Show every line in the entries below where the word "only" appears.

§ Dataset items:
--- BEGIN ---

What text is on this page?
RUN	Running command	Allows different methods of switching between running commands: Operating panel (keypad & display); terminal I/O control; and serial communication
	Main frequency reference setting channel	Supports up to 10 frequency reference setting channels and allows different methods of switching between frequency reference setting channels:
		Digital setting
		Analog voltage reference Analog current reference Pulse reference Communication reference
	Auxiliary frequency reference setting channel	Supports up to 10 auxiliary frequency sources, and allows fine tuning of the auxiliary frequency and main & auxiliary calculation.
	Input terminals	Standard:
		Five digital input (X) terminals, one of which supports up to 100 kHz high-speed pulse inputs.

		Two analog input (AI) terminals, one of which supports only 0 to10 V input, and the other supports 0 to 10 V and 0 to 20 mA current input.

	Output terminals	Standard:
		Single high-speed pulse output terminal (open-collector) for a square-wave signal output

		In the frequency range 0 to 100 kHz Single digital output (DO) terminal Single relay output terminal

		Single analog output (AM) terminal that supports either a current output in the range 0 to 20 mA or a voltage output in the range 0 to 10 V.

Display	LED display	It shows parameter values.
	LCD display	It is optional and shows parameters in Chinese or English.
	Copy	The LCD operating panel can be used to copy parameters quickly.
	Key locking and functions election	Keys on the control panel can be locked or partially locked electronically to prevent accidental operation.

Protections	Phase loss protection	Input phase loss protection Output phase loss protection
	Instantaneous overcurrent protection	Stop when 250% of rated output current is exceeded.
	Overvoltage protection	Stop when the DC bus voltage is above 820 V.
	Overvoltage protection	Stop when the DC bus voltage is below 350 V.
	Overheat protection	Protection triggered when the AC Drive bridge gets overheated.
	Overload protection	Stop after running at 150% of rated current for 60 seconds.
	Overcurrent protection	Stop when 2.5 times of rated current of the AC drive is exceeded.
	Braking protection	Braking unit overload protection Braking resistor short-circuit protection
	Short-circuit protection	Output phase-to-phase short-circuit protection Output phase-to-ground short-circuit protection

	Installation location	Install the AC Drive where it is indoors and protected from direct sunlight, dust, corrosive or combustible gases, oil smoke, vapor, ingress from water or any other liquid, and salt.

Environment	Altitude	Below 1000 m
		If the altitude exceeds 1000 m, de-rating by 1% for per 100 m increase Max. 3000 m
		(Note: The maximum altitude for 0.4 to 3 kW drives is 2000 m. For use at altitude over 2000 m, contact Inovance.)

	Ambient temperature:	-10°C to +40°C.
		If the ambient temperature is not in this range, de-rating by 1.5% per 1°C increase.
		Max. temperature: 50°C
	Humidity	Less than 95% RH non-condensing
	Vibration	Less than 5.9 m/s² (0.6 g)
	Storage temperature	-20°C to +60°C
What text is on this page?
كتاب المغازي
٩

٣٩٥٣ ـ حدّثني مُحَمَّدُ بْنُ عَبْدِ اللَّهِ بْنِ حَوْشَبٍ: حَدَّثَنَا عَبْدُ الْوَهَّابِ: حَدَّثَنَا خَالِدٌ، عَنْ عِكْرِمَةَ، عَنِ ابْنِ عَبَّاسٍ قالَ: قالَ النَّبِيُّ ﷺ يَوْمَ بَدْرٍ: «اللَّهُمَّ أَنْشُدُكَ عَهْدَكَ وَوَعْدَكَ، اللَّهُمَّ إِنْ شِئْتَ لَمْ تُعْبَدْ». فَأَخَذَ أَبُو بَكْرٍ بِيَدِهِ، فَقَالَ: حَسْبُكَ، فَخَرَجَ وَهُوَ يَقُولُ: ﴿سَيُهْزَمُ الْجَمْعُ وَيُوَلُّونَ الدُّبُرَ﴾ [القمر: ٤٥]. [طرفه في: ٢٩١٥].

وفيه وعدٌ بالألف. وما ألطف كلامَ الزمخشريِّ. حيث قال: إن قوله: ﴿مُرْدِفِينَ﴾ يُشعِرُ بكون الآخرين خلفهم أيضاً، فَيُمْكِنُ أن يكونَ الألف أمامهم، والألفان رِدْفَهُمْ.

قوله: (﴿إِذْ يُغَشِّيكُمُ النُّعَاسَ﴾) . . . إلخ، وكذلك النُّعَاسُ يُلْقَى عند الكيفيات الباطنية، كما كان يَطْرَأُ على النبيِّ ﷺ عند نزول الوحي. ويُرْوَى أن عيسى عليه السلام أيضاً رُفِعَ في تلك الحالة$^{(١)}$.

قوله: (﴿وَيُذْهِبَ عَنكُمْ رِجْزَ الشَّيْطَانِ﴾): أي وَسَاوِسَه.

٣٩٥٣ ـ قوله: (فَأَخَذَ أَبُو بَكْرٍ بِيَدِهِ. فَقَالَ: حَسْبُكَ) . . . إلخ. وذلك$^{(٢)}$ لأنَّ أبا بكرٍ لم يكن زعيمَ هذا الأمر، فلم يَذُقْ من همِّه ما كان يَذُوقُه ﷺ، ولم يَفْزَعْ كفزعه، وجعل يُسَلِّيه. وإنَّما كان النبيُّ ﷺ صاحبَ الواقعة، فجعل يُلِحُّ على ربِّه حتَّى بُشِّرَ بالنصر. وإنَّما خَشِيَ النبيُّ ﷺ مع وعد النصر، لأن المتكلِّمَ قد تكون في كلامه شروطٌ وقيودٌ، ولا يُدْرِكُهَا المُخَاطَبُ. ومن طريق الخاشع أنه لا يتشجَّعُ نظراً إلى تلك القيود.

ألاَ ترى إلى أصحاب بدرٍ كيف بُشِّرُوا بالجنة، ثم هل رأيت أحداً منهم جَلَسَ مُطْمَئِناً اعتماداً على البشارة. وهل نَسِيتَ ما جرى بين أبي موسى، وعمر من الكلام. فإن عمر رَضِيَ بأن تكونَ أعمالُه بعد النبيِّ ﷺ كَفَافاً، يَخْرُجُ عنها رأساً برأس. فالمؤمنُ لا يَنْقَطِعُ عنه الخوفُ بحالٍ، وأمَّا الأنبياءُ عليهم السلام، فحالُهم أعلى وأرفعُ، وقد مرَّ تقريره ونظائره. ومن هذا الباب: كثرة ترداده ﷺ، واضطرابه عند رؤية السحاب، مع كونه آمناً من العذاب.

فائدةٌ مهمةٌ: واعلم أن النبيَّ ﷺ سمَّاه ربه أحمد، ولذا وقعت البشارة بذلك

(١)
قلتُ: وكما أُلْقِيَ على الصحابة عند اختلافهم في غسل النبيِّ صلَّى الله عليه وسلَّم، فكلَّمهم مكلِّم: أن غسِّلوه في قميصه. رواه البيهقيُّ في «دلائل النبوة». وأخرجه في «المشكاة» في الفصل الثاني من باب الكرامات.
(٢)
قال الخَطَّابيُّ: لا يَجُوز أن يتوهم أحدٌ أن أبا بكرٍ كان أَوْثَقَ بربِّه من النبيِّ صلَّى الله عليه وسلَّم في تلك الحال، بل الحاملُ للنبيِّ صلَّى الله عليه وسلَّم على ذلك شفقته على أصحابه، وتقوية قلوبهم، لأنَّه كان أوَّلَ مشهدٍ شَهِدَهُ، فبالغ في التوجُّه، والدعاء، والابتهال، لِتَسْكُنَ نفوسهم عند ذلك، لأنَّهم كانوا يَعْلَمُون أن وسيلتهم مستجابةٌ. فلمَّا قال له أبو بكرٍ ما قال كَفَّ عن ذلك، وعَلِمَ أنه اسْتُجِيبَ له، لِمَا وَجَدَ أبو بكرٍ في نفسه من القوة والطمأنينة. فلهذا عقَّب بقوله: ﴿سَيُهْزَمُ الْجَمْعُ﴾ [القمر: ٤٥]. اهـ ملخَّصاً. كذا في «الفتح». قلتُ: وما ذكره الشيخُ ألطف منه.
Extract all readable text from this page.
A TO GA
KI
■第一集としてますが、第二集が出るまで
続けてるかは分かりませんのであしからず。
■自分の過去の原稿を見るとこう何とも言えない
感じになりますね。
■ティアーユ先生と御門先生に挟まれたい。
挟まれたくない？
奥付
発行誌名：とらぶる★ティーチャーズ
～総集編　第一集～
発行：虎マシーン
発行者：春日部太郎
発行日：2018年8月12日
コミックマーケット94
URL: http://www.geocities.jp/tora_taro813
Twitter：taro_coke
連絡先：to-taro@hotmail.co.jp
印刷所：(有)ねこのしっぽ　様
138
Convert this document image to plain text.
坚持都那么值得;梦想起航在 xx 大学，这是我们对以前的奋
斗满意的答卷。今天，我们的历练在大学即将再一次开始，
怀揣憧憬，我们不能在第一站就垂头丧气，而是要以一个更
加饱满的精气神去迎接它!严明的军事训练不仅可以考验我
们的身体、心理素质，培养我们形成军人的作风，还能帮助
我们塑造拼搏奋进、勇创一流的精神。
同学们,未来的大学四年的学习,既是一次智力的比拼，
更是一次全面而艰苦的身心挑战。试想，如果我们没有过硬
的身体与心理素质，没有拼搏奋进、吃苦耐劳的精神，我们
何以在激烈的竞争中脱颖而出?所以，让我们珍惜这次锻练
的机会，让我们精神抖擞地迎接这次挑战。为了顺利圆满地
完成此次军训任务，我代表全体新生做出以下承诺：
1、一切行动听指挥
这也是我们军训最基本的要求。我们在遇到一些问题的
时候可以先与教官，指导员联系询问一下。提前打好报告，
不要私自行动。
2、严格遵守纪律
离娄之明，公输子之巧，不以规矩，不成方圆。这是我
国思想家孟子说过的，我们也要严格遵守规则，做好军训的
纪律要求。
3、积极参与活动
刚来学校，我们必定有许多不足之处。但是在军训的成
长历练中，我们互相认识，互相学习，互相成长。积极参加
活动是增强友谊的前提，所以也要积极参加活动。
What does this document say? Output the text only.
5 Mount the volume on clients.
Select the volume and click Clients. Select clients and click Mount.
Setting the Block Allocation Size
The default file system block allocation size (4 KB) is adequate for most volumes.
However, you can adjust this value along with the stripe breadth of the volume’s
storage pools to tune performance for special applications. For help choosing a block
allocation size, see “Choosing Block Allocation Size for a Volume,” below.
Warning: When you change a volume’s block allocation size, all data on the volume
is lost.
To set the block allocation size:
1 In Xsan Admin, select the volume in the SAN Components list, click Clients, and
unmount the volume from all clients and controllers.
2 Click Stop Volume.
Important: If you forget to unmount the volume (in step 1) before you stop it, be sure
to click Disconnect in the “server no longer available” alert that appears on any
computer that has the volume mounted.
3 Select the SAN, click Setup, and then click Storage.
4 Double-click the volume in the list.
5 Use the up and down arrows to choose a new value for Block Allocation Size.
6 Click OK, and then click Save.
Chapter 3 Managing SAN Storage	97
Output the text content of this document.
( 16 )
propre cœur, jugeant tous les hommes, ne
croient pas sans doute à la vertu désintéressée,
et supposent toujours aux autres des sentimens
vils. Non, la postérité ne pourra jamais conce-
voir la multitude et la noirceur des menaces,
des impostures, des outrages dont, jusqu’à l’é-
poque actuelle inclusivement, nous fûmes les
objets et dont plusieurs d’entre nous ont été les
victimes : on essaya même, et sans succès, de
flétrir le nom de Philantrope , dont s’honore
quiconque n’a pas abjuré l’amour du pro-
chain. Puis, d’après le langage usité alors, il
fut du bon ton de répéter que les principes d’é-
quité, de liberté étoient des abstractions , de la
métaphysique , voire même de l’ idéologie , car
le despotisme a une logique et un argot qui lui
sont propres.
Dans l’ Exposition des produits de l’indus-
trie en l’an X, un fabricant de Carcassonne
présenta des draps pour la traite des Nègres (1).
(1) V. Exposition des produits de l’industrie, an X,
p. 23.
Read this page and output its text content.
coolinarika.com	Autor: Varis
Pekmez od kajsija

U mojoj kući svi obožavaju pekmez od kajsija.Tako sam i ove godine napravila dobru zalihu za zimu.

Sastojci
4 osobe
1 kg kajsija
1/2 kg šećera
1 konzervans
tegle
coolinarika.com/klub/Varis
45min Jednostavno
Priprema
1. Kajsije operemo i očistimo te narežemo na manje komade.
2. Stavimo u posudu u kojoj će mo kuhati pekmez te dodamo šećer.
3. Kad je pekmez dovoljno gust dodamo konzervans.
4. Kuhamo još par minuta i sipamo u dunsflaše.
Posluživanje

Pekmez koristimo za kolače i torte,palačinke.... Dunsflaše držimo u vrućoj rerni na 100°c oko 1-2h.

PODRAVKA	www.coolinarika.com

--- END ---

§ COMPLETE OUTPUT:
		Two analog input (AI) terminals, one of which supports only 0 to10 V input, and the other supports 0 to 10 V and 0 to 20 mA current input.
What does this document say? Output the text only.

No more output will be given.